Instructions for the task:
Please return the box coordinate listings below line for line, without changing a single character, for all of the items. Leave the pictures out of your answer.

--- start Data in this exercise ---

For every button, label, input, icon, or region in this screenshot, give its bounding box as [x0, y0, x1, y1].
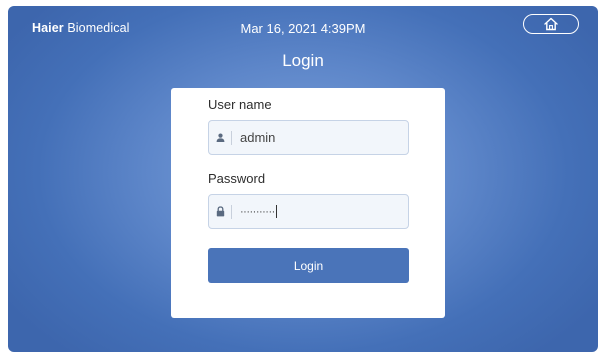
login-button[interactable]: Login: [208, 248, 409, 283]
text-caret: [275, 205, 277, 218]
lock-icon: [209, 206, 231, 217]
password-value: ···········: [240, 205, 275, 218]
user-icon: [209, 133, 231, 142]
field-separator: [231, 130, 232, 145]
login-screen: Haier Biomedical Mar 16, 2021 4:39PM Log…: [8, 6, 598, 352]
username-field[interactable]: admin: [208, 120, 409, 155]
password-label: Password: [208, 171, 266, 186]
page-title: Login: [282, 51, 324, 70]
login-card: User name admin Password ··········· Log…: [171, 88, 445, 318]
home-button[interactable]: [523, 14, 579, 34]
datetime: Mar 16, 2021 4:39PM: [240, 21, 366, 36]
username-value: admin: [240, 130, 276, 145]
home-icon: [544, 17, 558, 31]
field-separator: [231, 204, 232, 219]
username-label: User name: [208, 97, 272, 112]
password-field[interactable]: ···········: [208, 194, 409, 229]
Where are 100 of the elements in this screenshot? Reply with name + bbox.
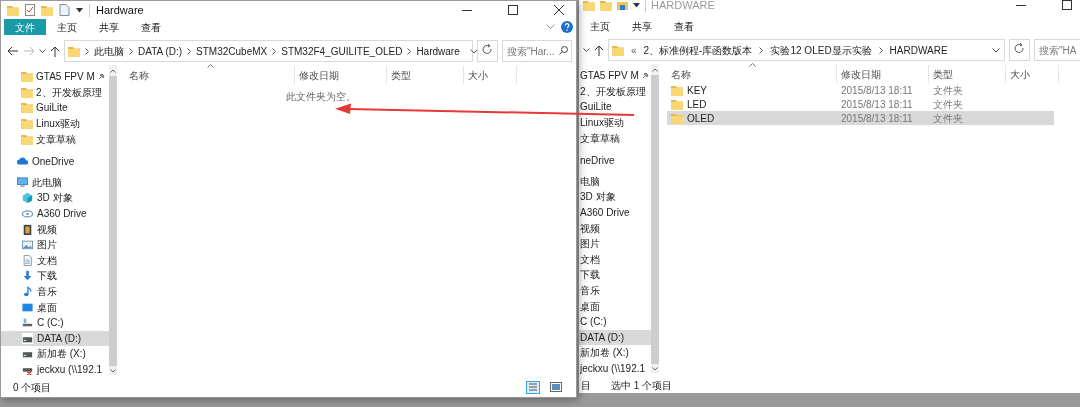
sidebar-item[interactable]: 新加卷 (X:) [579, 345, 651, 361]
details-view-icon [526, 380, 540, 394]
breadcrumb[interactable]: STM32CubeMX [196, 43, 268, 59]
ribbon-tab[interactable]: 共享 [88, 19, 130, 35]
sidebar-item[interactable]: 音乐 [1, 283, 109, 300]
sidebar-item[interactable]: 此电脑 [1, 174, 109, 191]
sidebar-item[interactable]: 下载 [579, 267, 651, 283]
sidebar-item[interactable]: jeckxu (\\192.1 [1, 361, 109, 378]
sidebar-item[interactable]: A360 Drive [579, 204, 651, 221]
sidebar-item[interactable]: 2、开发板原理 [579, 83, 651, 100]
breadcrumb[interactable]: 2、标准例程-库函数版本 [643, 42, 753, 58]
folder-icon [617, 0, 628, 11]
forward-arrow-icon [23, 46, 35, 56]
sidebar-label: 文章草稿 [36, 132, 76, 147]
sidebar-item[interactable]: 3D 对象 [579, 189, 651, 205]
desktop-icon [22, 301, 33, 313]
sidebar-item[interactable]: GuiLite [579, 99, 651, 115]
search-field[interactable]: 搜索"Har... [502, 40, 572, 62]
column-header[interactable]: 修改日期 [295, 66, 387, 84]
sidebar-item[interactable]: DATA (D:) [1, 330, 109, 347]
refresh-icon [477, 40, 498, 62]
scrollbar[interactable] [109, 65, 117, 375]
chevron-right-icon [878, 46, 883, 54]
window-title: HARDWARE [651, 0, 715, 13]
sidebar-item[interactable]: 音乐 [579, 282, 651, 299]
sidebar-item[interactable]: neDrive [579, 152, 651, 169]
ribbon-tab[interactable]: 主页 [579, 18, 621, 34]
column-header[interactable]: 名称 [667, 65, 837, 83]
sidebar-label: 下载 [37, 269, 57, 284]
up-arrow-icon [50, 45, 60, 57]
sidebar-item[interactable]: GuiLite [1, 100, 109, 116]
document-icon [22, 254, 33, 266]
sidebar-item[interactable]: OneDrive [1, 153, 109, 170]
sidebar-item[interactable]: C (C:) [1, 314, 109, 331]
sidebar-item[interactable]: GTA5 FPV M [579, 68, 651, 84]
sidebar-label: GTA5 FPV M [36, 70, 95, 85]
file-name: OLED [687, 111, 715, 126]
address-bar[interactable]: « 2、标准例程-库函数版本 实验12 OLED显示实验 HARDWARE [608, 39, 1005, 61]
sidebar-item[interactable]: C (C:) [579, 313, 651, 330]
file-row[interactable]: OLED 2015/8/13 18:11 文件夹 [667, 111, 1054, 125]
sidebar-item[interactable]: 视频 [1, 221, 109, 237]
sidebar-item[interactable]: 图片 [1, 236, 109, 253]
sidebar-item[interactable]: 文章草稿 [1, 131, 109, 147]
sidebar-item[interactable]: Linux驱动 [1, 115, 109, 132]
search-field[interactable]: 搜索"HA [1034, 39, 1080, 61]
chevron-right-icon [187, 47, 192, 55]
sidebar-item[interactable]: 3D 对象 [1, 190, 109, 206]
sort-caret-icon [749, 63, 756, 67]
column-header[interactable]: 类型 [387, 66, 464, 84]
scrollbar[interactable] [651, 64, 659, 373]
sidebar-item[interactable]: A360 Drive [1, 205, 109, 222]
document-icon [59, 4, 70, 16]
sidebar-item[interactable]: 桌面 [579, 298, 651, 314]
drive-icon [22, 332, 33, 344]
file-row[interactable]: LED 2015/8/13 18:11 文件夹 [667, 97, 1054, 111]
sidebar-item[interactable]: GTA5 FPV M [1, 69, 109, 85]
sidebar-item[interactable]: 2、开发板原理 [1, 84, 109, 101]
breadcrumb[interactable]: DATA (D:) [138, 43, 183, 59]
file-date: 2015/8/13 18:11 [840, 111, 914, 126]
ribbon-tab[interactable]: 查看 [130, 19, 172, 35]
column-header[interactable]: 修改日期 [837, 65, 929, 83]
sidebar-item[interactable]: 文章草稿 [579, 130, 651, 146]
sidebar-item[interactable]: 文档 [579, 251, 651, 268]
sidebar-item[interactable]: jeckxu (\\192.1 [579, 360, 651, 377]
ribbon-tab[interactable]: 主页 [46, 19, 88, 35]
sidebar-item[interactable]: 视频 [579, 220, 651, 236]
folder-icon [671, 98, 683, 110]
sidebar-item[interactable]: Linux驱动 [579, 114, 651, 131]
minimize-icon [462, 9, 472, 11]
file-row[interactable]: KEY 2015/8/13 18:11 文件夹 [667, 83, 1054, 97]
sidebar-label: 图片 [37, 238, 57, 253]
sidebar-label: 电脑 [580, 174, 600, 189]
column-header[interactable]: 名称 [125, 66, 295, 84]
sidebar-item[interactable]: 新加卷 (X:) [1, 346, 109, 362]
column-header[interactable]: 大小 [1006, 65, 1059, 83]
sidebar-item[interactable]: DATA (D:) [579, 329, 651, 346]
back-arrow-icon [7, 46, 19, 56]
column-header[interactable]: 大小 [464, 66, 517, 84]
sidebar-item[interactable]: 桌面 [1, 299, 109, 315]
ribbon-tab[interactable]: 共享 [621, 18, 663, 34]
breadcrumb[interactable]: STM32F4_GUILITE_OLED [281, 43, 403, 59]
sidebar-label: 音乐 [37, 285, 57, 299]
music-note-icon [22, 286, 33, 297]
overflow-chevron[interactable]: « [631, 42, 637, 58]
breadcrumb[interactable]: 实验12 OLED显示实验 [770, 42, 872, 58]
sidebar-item[interactable]: 图片 [579, 235, 651, 252]
folder-icon [41, 4, 53, 16]
sidebar-item[interactable]: 下载 [1, 268, 109, 284]
sidebar-item[interactable]: 电脑 [579, 173, 651, 190]
breadcrumb[interactable]: Hardware [416, 43, 460, 59]
column-header[interactable]: 类型 [929, 65, 1006, 83]
sidebar-label: 桌面 [37, 300, 57, 315]
sidebar-label: C (C:) [580, 315, 607, 330]
breadcrumb[interactable]: 此电脑 [94, 43, 124, 59]
film-icon [22, 223, 33, 235]
sidebar-label: C (C:) [37, 316, 64, 331]
breadcrumb[interactable]: HARDWARE [889, 42, 948, 58]
ribbon-tab[interactable]: 查看 [663, 18, 705, 34]
file-type: 文件夹 [932, 111, 964, 126]
sidebar-item[interactable]: 文档 [1, 252, 109, 269]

--- end Data in this exercise ---

Result for this task:
For every button, label, input, icon, or region in this screenshot, give its bounding box as [x0, y0, x1, y1].
login-button[interactable]: Login: [208, 248, 409, 283]
text-caret: [275, 205, 277, 218]
lock-icon: [209, 206, 231, 217]
password-value: ···········: [240, 205, 275, 218]
user-icon: [209, 133, 231, 142]
field-separator: [231, 130, 232, 145]
login-screen: Haier Biomedical Mar 16, 2021 4:39PM Log…: [8, 6, 598, 352]
username-field[interactable]: admin: [208, 120, 409, 155]
password-label: Password: [208, 171, 266, 186]
page-title: Login: [282, 51, 324, 70]
login-card: User name admin Password ··········· Log…: [171, 88, 445, 318]
home-button[interactable]: [523, 14, 579, 34]
datetime: Mar 16, 2021 4:39PM: [240, 21, 366, 36]
username-value: admin: [240, 130, 276, 145]
home-icon: [544, 17, 558, 31]
field-separator: [231, 204, 232, 219]
username-label: User name: [208, 97, 272, 112]
password-field[interactable]: ···········: [208, 194, 409, 229]
Where are 100 of the elements in this screenshot? Reply with name + bbox.
sidebar-item[interactable]: 新加卷 (X:) [579, 345, 651, 361]
details-view-icon [526, 380, 540, 394]
breadcrumb[interactable]: STM32CubeMX [196, 43, 268, 59]
ribbon-tab[interactable]: 共享 [88, 19, 130, 35]
sidebar-item[interactable]: 音乐 [1, 283, 109, 300]
sidebar-item[interactable]: 此电脑 [1, 174, 109, 191]
sidebar-item[interactable]: 下载 [579, 267, 651, 283]
sidebar-item[interactable]: jeckxu (\\192.1 [1, 361, 109, 378]
sidebar-item[interactable]: A360 Drive [579, 204, 651, 221]
sidebar-item[interactable]: 2、开发板原理 [579, 83, 651, 100]
breadcrumb[interactable]: 2、标准例程-库函数版本 [643, 42, 753, 58]
folder-icon [617, 0, 628, 11]
forward-arrow-icon [23, 46, 35, 56]
sidebar-label: 文章草稿 [36, 132, 76, 147]
sidebar-item[interactable]: 3D 对象 [579, 189, 651, 205]
desktop-icon [22, 301, 33, 313]
sidebar-item[interactable]: GuiLite [579, 99, 651, 115]
search-field[interactable]: 搜索"Har... [502, 40, 572, 62]
column-header[interactable]: 修改日期 [295, 66, 387, 84]
sidebar-item[interactable]: DATA (D:) [1, 330, 109, 347]
refresh-icon [477, 40, 498, 62]
scrollbar[interactable] [109, 65, 117, 375]
chevron-right-icon [878, 46, 883, 54]
window-title: HARDWARE [651, 0, 715, 13]
sidebar-item[interactable]: 音乐 [579, 282, 651, 299]
sidebar-item[interactable]: neDrive [579, 152, 651, 169]
ribbon-tab[interactable]: 主页 [579, 18, 621, 34]
column-header[interactable]: 名称 [667, 65, 837, 83]
sidebar-label: 下载 [37, 269, 57, 284]
up-arrow-icon [50, 45, 60, 57]
sidebar-item[interactable]: GuiLite [1, 100, 109, 116]
document-icon [22, 254, 33, 266]
sidebar-item[interactable]: OneDrive [1, 153, 109, 170]
sidebar-item[interactable]: C (C:) [1, 314, 109, 331]
sidebar-item[interactable]: GTA5 FPV M [579, 68, 651, 84]
sidebar-label: GTA5 FPV M [36, 70, 95, 85]
file-name: OLED [687, 111, 715, 126]
address-bar[interactable]: « 2、标准例程-库函数版本 实验12 OLED显示实验 HARDWARE [608, 39, 1005, 61]
sidebar-item[interactable]: C (C:) [579, 313, 651, 330]
file-row[interactable]: OLED 2015/8/13 18:11 文件夹 [667, 111, 1054, 125]
sidebar-item[interactable]: 视频 [1, 221, 109, 237]
sidebar-item[interactable]: 图片 [1, 236, 109, 253]
sidebar-item[interactable]: 文章草稿 [1, 131, 109, 147]
sidebar-item[interactable]: Linux驱动 [1, 115, 109, 132]
search-field[interactable]: 搜索"HA [1034, 39, 1080, 61]
chevron-right-icon [187, 47, 192, 55]
sidebar-item[interactable]: 3D 对象 [1, 190, 109, 206]
sort-caret-icon [749, 63, 756, 67]
column-header[interactable]: 类型 [387, 66, 464, 84]
scrollbar[interactable] [651, 64, 659, 373]
sidebar-item[interactable]: A360 Drive [1, 205, 109, 222]
document-icon [59, 4, 70, 16]
sidebar-item[interactable]: 桌面 [579, 298, 651, 314]
drive-icon [22, 332, 33, 344]
file-row[interactable]: LED 2015/8/13 18:11 文件夹 [667, 97, 1054, 111]
sidebar-item[interactable]: GTA5 FPV M [1, 69, 109, 85]
sidebar-item[interactable]: 2、开发板原理 [1, 84, 109, 101]
breadcrumb[interactable]: DATA (D:) [138, 43, 183, 59]
file-date: 2015/8/13 18:11 [840, 111, 914, 126]
ribbon-tab[interactable]: 查看 [130, 19, 172, 35]
column-header[interactable]: 修改日期 [837, 65, 929, 83]
sidebar-item[interactable]: 文章草稿 [579, 130, 651, 146]
sidebar-item[interactable]: 文档 [579, 251, 651, 268]
sidebar-item[interactable]: jeckxu (\\192.1 [579, 360, 651, 377]
ribbon-tab[interactable]: 主页 [46, 19, 88, 35]
sidebar-item[interactable]: 视频 [579, 220, 651, 236]
folder-icon [671, 98, 683, 110]
sidebar-item[interactable]: Linux驱动 [579, 114, 651, 131]
minimize-icon [462, 9, 472, 11]
file-row[interactable]: KEY 2015/8/13 18:11 文件夹 [667, 83, 1054, 97]
sidebar-label: 图片 [37, 238, 57, 253]
sidebar-label: 电脑 [580, 174, 600, 189]
column-header[interactable]: 名称 [125, 66, 295, 84]
sidebar-item[interactable]: 新加卷 (X:) [1, 346, 109, 362]
column-header[interactable]: 大小 [1006, 65, 1059, 83]
sidebar-item[interactable]: DATA (D:) [579, 329, 651, 346]
back-arrow-icon [7, 46, 19, 56]
column-header[interactable]: 大小 [464, 66, 517, 84]
sidebar-item[interactable]: 桌面 [1, 299, 109, 315]
ribbon-tab[interactable]: 共享 [621, 18, 663, 34]
breadcrumb[interactable]: STM32F4_GUILITE_OLED [281, 43, 403, 59]
sidebar-label: 音乐 [37, 285, 57, 299]
music-note-icon [22, 286, 33, 297]
overflow-chevron[interactable]: « [631, 42, 637, 58]
breadcrumb[interactable]: 实验12 OLED显示实验 [770, 42, 872, 58]
sidebar-item[interactable]: 图片 [579, 235, 651, 252]
folder-icon [41, 4, 53, 16]
sidebar-item[interactable]: 下载 [1, 268, 109, 284]
sidebar-item[interactable]: 电脑 [579, 173, 651, 190]
breadcrumb[interactable]: Hardware [416, 43, 460, 59]
column-header[interactable]: 类型 [929, 65, 1006, 83]
sidebar-label: 桌面 [37, 300, 57, 315]
sidebar-label: C (C:) [580, 315, 607, 330]
breadcrumb[interactable]: 此电脑 [94, 43, 124, 59]
film-icon [22, 223, 33, 235]
sidebar-label: C (C:) [37, 316, 64, 331]
breadcrumb[interactable]: HARDWARE [889, 42, 948, 58]
ribbon-tab[interactable]: 查看 [663, 18, 705, 34]
file-type: 文件夹 [932, 111, 964, 126]
sidebar-item[interactable]: 文档 [1, 252, 109, 269]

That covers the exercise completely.